_FRAGMENTO DE TEXTO:_

Lo elemental de lo anterior (en torno a la afirmación de que la conciencia se toca por ser producto exclusivo de la presencia) es que la piel es una de las fronteras (la más grande) entre los hechos y la memoria, y entre la agonía ajena y la conciencia social, y la única visa que necesitan las dos para traspasar esa frontera es la de tramitar el roce de los cuerpos y autenticar la constancia de los sentimientos mutuos a través de la socialización. El dolor físico y el orgasmo dérmico -que no son más que una escandalosa protesta o un grito de júbilo del sentido del tacto al saber que hemos sido invadidos por otro -o por lo otro, que es la realidad- son condiciones de la conciencia social simbólicamente recíprocas o enfrentadas. Las buenas experiencias en la piel corresponden: a las caricias carnales, fraternales o medicinales que recibimos en el tú a tú de las relaciones sociales; a los roces inéditos con las personas cotidianas, incluso las que no conocemos; y al choque áspero en el transporte público con los otros que se levantaron temprano. Incluso el dolor que, diariamente, nos hace sentir el salario mínimo que derrotamos en el mercado se siente bien porque evoca un buen recuerdo: el recuerdo de la intimidad y de saber que no estamos solos… situaciones con las que aprendimos a ser ciudadanos. Entonces, los significados de las sensaciones en la piel son una construcción social con la que construimos la conciencia.

(Registros del conjunto de datos)
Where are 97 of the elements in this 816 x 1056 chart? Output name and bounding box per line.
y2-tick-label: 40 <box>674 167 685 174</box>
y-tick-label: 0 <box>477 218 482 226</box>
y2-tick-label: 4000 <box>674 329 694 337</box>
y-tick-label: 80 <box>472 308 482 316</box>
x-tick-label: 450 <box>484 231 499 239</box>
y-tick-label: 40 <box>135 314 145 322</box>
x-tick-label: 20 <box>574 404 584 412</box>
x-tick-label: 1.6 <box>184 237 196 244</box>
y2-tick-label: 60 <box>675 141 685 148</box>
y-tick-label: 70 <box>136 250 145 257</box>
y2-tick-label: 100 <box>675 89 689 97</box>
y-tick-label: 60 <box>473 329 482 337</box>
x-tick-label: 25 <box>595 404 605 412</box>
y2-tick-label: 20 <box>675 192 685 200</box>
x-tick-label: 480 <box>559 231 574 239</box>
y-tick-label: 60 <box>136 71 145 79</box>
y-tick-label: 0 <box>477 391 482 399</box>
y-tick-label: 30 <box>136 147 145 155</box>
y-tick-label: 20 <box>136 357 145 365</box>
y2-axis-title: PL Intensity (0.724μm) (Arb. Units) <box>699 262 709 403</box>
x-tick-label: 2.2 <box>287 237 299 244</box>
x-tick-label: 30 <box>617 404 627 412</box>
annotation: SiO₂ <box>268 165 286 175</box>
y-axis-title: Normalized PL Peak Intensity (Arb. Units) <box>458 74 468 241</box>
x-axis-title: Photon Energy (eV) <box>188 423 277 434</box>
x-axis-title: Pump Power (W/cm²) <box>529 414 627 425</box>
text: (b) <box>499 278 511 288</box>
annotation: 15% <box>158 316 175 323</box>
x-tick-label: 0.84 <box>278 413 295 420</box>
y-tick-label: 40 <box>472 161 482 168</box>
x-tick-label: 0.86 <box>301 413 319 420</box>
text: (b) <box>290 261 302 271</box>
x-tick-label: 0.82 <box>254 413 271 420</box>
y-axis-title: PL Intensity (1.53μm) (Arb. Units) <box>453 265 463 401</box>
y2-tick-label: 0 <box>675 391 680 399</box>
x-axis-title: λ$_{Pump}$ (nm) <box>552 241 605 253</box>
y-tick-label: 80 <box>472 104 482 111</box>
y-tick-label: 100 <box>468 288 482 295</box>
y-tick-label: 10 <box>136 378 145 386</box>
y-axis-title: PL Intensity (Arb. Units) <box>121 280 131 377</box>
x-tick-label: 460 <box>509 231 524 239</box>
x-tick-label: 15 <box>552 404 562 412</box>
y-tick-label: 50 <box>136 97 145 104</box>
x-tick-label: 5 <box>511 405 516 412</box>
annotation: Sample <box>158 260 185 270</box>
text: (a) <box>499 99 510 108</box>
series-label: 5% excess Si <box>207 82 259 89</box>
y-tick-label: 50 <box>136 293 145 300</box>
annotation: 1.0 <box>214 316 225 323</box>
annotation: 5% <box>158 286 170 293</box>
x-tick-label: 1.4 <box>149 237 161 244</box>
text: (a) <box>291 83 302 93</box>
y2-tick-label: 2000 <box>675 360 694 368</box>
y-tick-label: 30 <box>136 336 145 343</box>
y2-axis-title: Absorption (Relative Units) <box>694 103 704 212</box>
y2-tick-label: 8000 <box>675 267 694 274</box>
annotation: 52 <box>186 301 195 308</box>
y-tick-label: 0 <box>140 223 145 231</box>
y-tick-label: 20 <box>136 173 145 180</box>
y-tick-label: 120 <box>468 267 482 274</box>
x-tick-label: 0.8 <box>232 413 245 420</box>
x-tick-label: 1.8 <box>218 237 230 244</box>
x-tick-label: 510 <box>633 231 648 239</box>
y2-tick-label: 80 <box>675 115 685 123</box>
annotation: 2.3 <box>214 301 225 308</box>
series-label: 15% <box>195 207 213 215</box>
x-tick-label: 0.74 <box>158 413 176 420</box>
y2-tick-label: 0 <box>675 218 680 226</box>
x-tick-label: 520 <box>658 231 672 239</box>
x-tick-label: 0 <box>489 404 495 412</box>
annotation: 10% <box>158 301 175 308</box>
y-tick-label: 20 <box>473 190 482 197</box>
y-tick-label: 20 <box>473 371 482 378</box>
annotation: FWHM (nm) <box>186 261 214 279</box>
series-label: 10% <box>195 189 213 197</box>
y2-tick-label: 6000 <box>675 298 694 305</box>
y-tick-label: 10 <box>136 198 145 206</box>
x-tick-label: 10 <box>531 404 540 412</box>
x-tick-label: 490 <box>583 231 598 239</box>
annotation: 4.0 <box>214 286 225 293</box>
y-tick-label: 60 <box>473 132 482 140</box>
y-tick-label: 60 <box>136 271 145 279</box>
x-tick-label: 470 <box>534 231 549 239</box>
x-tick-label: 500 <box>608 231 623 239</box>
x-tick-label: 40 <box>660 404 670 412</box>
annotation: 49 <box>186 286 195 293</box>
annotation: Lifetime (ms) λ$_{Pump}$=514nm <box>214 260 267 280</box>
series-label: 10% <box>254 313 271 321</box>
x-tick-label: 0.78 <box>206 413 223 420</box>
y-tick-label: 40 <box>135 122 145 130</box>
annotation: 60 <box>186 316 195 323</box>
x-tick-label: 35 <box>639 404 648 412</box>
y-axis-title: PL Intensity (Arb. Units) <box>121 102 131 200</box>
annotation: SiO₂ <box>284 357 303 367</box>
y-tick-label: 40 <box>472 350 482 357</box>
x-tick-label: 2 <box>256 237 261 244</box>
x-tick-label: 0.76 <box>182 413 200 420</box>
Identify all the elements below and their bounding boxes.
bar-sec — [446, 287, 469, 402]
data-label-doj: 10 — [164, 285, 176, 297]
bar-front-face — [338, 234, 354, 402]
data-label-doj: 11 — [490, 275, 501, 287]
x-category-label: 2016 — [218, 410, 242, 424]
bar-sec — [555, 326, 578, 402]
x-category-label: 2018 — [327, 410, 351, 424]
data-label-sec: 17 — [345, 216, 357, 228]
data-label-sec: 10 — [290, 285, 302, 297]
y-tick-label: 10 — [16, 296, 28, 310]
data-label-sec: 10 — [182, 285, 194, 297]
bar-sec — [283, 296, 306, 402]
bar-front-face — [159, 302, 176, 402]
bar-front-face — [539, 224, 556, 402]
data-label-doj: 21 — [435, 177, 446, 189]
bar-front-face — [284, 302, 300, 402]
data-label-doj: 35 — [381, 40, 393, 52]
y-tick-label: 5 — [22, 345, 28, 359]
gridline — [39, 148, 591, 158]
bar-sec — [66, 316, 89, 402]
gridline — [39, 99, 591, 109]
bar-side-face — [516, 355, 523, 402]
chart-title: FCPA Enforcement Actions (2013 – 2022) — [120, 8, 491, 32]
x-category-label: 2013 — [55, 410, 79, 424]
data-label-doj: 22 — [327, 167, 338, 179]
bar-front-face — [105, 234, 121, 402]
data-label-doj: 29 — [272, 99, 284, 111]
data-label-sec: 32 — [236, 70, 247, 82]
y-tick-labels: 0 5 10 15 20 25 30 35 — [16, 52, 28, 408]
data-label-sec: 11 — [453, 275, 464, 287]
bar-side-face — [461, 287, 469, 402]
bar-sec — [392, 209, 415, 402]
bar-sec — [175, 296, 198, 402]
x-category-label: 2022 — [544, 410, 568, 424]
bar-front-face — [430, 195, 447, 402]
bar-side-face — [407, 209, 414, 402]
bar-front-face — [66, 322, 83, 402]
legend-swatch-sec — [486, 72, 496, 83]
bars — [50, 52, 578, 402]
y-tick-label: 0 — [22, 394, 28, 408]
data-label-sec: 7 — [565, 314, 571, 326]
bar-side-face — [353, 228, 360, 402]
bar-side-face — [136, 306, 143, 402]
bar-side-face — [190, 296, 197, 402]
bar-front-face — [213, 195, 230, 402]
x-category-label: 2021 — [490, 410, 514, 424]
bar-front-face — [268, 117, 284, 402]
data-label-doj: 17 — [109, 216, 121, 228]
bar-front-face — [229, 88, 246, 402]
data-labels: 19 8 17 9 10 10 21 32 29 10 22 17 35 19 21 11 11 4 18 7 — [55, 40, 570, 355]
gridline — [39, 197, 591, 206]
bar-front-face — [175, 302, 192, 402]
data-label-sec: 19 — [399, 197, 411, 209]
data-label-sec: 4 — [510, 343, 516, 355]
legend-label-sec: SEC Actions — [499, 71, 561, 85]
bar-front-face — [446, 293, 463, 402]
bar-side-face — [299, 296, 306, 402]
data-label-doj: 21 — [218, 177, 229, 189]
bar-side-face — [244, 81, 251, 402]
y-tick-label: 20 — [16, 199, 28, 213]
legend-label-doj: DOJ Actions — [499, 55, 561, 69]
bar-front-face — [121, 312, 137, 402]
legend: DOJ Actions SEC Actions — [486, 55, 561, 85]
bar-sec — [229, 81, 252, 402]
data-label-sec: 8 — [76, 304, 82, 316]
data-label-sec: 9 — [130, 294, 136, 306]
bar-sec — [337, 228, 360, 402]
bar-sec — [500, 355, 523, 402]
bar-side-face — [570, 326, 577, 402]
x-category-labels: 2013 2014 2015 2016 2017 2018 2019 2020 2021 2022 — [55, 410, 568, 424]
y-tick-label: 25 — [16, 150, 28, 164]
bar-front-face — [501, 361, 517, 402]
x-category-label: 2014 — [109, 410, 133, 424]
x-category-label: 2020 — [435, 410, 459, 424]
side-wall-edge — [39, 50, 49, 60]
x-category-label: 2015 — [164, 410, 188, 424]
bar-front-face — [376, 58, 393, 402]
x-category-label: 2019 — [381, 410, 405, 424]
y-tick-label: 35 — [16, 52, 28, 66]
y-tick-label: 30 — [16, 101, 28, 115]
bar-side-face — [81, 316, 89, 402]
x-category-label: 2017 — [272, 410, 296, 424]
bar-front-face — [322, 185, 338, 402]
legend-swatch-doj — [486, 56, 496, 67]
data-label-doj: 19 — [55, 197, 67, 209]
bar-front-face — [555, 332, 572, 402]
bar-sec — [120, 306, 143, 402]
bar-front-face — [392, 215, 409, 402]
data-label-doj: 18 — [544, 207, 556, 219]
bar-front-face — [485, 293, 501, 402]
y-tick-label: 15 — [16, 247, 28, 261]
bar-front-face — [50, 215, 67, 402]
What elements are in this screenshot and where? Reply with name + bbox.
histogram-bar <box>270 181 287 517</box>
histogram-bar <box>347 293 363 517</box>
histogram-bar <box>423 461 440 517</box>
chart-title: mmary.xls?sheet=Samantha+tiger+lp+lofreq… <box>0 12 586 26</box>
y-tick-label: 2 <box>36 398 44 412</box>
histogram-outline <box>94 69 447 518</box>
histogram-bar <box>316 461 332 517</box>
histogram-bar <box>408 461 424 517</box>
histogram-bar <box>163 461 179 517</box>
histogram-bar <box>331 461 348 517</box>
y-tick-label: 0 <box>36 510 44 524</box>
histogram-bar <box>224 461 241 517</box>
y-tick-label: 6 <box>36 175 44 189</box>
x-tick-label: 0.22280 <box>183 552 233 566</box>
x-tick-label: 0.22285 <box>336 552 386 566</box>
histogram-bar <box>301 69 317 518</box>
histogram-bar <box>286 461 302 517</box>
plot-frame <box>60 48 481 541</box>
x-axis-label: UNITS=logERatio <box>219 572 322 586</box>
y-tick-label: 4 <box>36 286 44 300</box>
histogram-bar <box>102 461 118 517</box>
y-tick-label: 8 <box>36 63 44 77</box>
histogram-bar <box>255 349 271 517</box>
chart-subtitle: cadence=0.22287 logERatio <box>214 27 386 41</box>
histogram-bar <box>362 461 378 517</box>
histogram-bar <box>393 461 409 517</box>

_ACCIÓN REQUERIDA 1:_ Resume en forma de lista el párrafo del fragmento sobre la piel y la conciencia social que empieza con "Lo elemental de lo anterior" y conserva sus ideas principales.
_ACCIÓN REQUERIDA 2:_ Prolonga el fragmento sobre la piel y la conciencia social a partir de su última oración.

_RESPUESTA 1:_
- La piel es la mayor frontera entre los hechos y la memoria, y entre la agonía ajena y la conciencia social.
- Para cruzar esa frontera basta el roce de los cuerpos y la constancia de los sentimientos mutuos mediante la socialización.
- El dolor físico y el orgasmo dérmico, protesta o júbilo del tacto ante la invasión de otro o de la realidad, son condiciones de la conciencia social recíprocas o enfrentadas.
- Las buenas experiencias en la piel son las caricias carnales, fraternales o medicinales, los roces con personas cotidianas, incluso desconocidas, y el choque áspero en el transporte público.
- Hasta el dolor diario del salario mínimo se siente bien porque evoca la intimidad y el saber que no estamos solos, con lo que aprendimos a ser ciudadanos.
- Los significados de las sensaciones en la piel son una construcción social con la que se construye la conciencia.

_RESPUESTA 2:_
El dolor, el placer y el recuerdo de ambos -decodificados como significado cultural que es tangible e intangible- están mutua e íntimamente determinados, y se ocultan en el fondo de nuestro almario todo el día, todos los días, debido a que la conciencia que mana del tocar es el faro de nuestro comportamiento individual y colectivo, de modo que nuestra presencia en las calles, las casas, las universidades, las escuelas, etc. es elemental para que seamos personas con conciencia social y con noción del bien social y de lo social, pues en eso consiste básicamente la socialización… y la educación no puede ser tal sin ella por una razón imbatible: también se aprende con la piel.
Afirmar que la conciencia se toca -y que somos tocados por ella- es otra forma de decir que, sin las relaciones sociales, piel a piel; sin la cotidianidad signada por las presencias de las que habla la sociología, estamos condenados a perder nuestra esencia humana y seremos un apéndice de la tecnología.